§ **THE INPUT**:
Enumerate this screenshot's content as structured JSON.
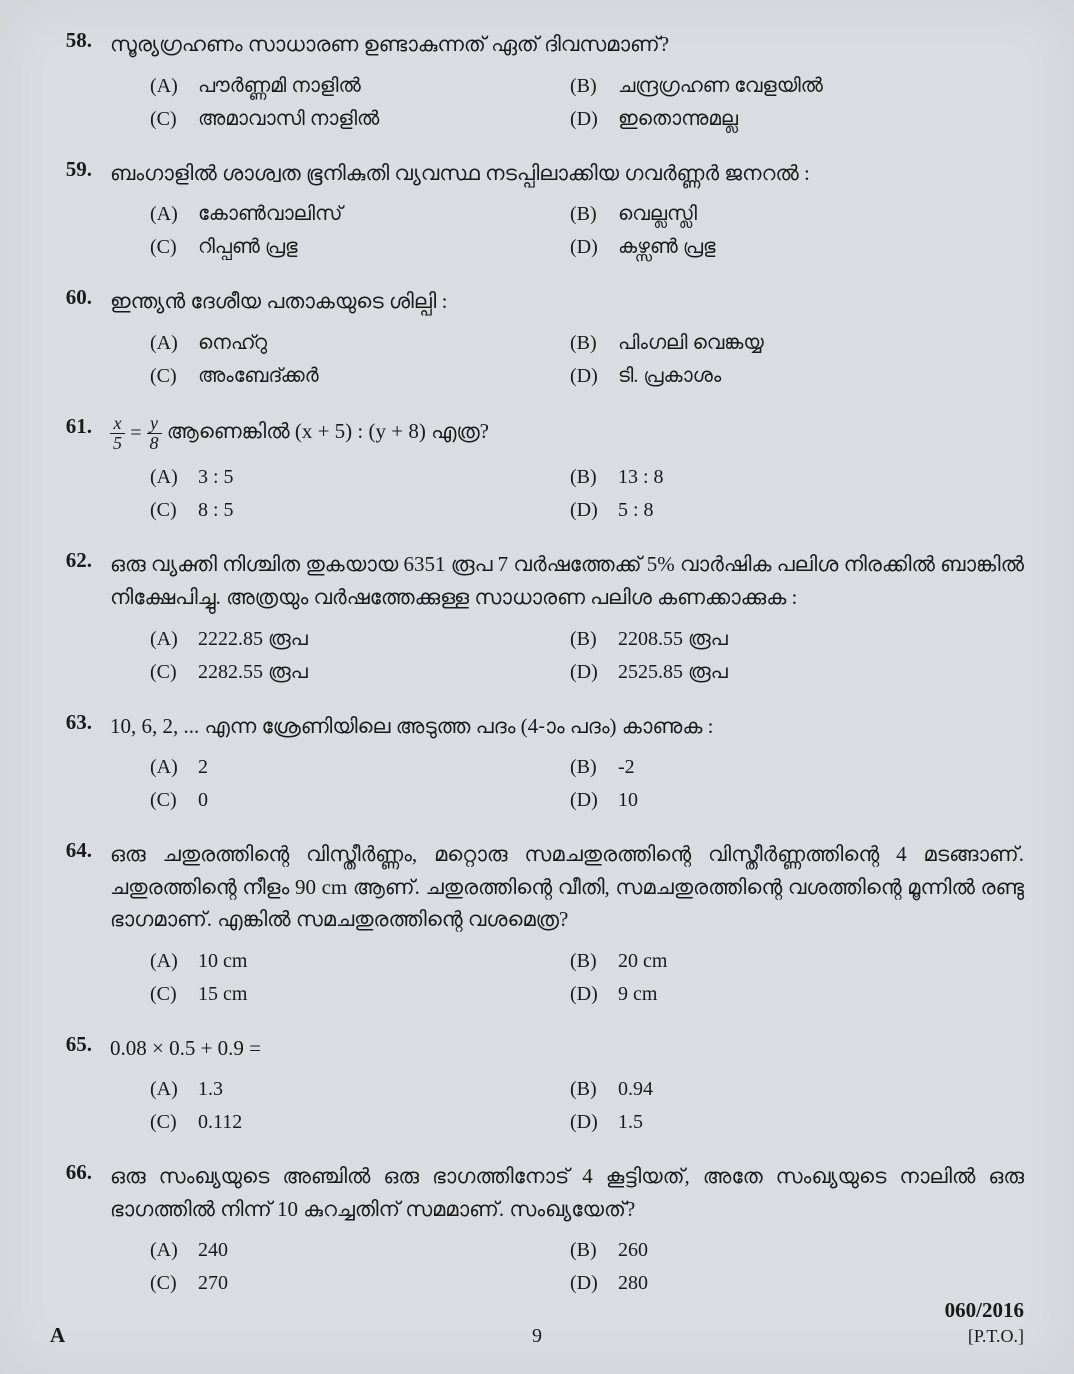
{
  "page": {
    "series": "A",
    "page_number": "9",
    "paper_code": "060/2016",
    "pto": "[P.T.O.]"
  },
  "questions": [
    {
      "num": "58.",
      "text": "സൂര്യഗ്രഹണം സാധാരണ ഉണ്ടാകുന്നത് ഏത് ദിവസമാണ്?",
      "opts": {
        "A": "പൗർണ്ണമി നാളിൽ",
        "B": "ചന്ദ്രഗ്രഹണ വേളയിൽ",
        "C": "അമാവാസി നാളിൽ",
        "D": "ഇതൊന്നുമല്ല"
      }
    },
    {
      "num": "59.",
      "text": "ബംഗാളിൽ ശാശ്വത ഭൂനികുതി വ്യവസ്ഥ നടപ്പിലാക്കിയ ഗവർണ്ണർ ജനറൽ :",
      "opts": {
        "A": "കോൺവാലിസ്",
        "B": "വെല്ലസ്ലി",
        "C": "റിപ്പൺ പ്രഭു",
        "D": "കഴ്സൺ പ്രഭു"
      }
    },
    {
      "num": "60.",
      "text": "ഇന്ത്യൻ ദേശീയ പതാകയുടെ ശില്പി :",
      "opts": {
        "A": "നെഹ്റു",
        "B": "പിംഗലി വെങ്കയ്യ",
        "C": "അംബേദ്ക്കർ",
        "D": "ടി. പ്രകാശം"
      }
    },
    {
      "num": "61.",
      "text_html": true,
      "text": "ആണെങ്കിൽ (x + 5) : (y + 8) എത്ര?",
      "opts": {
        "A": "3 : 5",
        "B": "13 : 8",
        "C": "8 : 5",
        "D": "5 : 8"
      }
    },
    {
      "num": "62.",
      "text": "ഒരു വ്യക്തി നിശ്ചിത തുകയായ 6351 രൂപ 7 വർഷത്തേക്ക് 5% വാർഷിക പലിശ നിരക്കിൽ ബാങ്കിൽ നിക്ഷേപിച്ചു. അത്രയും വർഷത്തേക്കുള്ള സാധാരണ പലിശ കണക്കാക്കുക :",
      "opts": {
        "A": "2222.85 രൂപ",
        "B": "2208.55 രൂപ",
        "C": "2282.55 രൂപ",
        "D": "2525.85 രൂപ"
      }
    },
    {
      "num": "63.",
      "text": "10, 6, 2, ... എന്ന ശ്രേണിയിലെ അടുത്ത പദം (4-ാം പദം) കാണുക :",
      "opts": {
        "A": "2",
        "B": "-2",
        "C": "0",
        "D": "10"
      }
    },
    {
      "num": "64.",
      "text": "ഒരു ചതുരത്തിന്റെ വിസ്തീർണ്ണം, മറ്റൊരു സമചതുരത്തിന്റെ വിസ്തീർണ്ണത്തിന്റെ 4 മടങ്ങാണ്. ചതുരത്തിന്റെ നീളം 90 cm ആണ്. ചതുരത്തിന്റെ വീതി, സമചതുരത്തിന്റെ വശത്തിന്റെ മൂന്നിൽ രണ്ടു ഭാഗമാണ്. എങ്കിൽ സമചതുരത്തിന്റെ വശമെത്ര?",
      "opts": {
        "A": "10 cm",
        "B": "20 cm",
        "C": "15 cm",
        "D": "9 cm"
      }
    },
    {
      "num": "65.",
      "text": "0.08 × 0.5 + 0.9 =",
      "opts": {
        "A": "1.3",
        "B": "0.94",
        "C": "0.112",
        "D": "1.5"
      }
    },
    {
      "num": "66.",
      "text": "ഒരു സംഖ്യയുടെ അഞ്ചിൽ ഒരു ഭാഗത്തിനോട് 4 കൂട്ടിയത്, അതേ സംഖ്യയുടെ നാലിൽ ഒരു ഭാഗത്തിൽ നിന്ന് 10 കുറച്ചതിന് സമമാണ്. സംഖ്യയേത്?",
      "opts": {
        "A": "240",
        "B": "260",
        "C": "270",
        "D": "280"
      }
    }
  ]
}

§ **REQUIREMENT**:
Write the records out once more, exactly as they appear, with no pictures.

§ **ANSWER**:
Enumerate this screenshot's content as structured JSON.
{
  "page": {
    "series": "A",
    "page_number": "9",
    "paper_code": "060/2016",
    "pto": "[P.T.O.]"
  },
  "questions": [
    {
      "num": "58.",
      "text": "സൂര്യഗ്രഹണം സാധാരണ ഉണ്ടാകുന്നത് ഏത് ദിവസമാണ്?",
      "opts": {
        "A": "പൗർണ്ണമി നാളിൽ",
        "B": "ചന്ദ്രഗ്രഹണ വേളയിൽ",
        "C": "അമാവാസി നാളിൽ",
        "D": "ഇതൊന്നുമല്ല"
      }
    },
    {
      "num": "59.",
      "text": "ബംഗാളിൽ ശാശ്വത ഭൂനികുതി വ്യവസ്ഥ നടപ്പിലാക്കിയ ഗവർണ്ണർ ജനറൽ :",
      "opts": {
        "A": "കോൺവാലിസ്",
        "B": "വെല്ലസ്ലി",
        "C": "റിപ്പൺ പ്രഭു",
        "D": "കഴ്സൺ പ്രഭു"
      }
    },
    {
      "num": "60.",
      "text": "ഇന്ത്യൻ ദേശീയ പതാകയുടെ ശില്പി :",
      "opts": {
        "A": "നെഹ്റു",
        "B": "പിംഗലി വെങ്കയ്യ",
        "C": "അംബേദ്ക്കർ",
        "D": "ടി. പ്രകാശം"
      }
    },
    {
      "num": "61.",
      "text_html": true,
      "text": "ആണെങ്കിൽ (x + 5) : (y + 8) എത്ര?",
      "opts": {
        "A": "3 : 5",
        "B": "13 : 8",
        "C": "8 : 5",
        "D": "5 : 8"
      }
    },
    {
      "num": "62.",
      "text": "ഒരു വ്യക്തി നിശ്ചിത തുകയായ 6351 രൂപ 7 വർഷത്തേക്ക് 5% വാർഷിക പലിശ നിരക്കിൽ ബാങ്കിൽ നിക്ഷേപിച്ചു. അത്രയും വർഷത്തേക്കുള്ള സാധാരണ പലിശ കണക്കാക്കുക :",
      "opts": {
        "A": "2222.85 രൂപ",
        "B": "2208.55 രൂപ",
        "C": "2282.55 രൂപ",
        "D": "2525.85 രൂപ"
      }
    },
    {
      "num": "63.",
      "text": "10, 6, 2, ... എന്ന ശ്രേണിയിലെ അടുത്ത പദം (4-ാം പദം) കാണുക :",
      "opts": {
        "A": "2",
        "B": "-2",
        "C": "0",
        "D": "10"
      }
    },
    {
      "num": "64.",
      "text": "ഒരു ചതുരത്തിന്റെ വിസ്തീർണ്ണം, മറ്റൊരു സമചതുരത്തിന്റെ വിസ്തീർണ്ണത്തിന്റെ 4 മടങ്ങാണ്. ചതുരത്തിന്റെ നീളം 90 cm ആണ്. ചതുരത്തിന്റെ വീതി, സമചതുരത്തിന്റെ വശത്തിന്റെ മൂന്നിൽ രണ്ടു ഭാഗമാണ്. എങ്കിൽ സമചതുരത്തിന്റെ വശമെത്ര?",
      "opts": {
        "A": "10 cm",
        "B": "20 cm",
        "C": "15 cm",
        "D": "9 cm"
      }
    },
    {
      "num": "65.",
      "text": "0.08 × 0.5 + 0.9 =",
      "opts": {
        "A": "1.3",
        "B": "0.94",
        "C": "0.112",
        "D": "1.5"
      }
    },
    {
      "num": "66.",
      "text": "ഒരു സംഖ്യയുടെ അഞ്ചിൽ ഒരു ഭാഗത്തിനോട് 4 കൂട്ടിയത്, അതേ സംഖ്യയുടെ നാലിൽ ഒരു ഭാഗത്തിൽ നിന്ന് 10 കുറച്ചതിന് സമമാണ്. സംഖ്യയേത്?",
      "opts": {
        "A": "240",
        "B": "260",
        "C": "270",
        "D": "280"
      }
    }
  ]
}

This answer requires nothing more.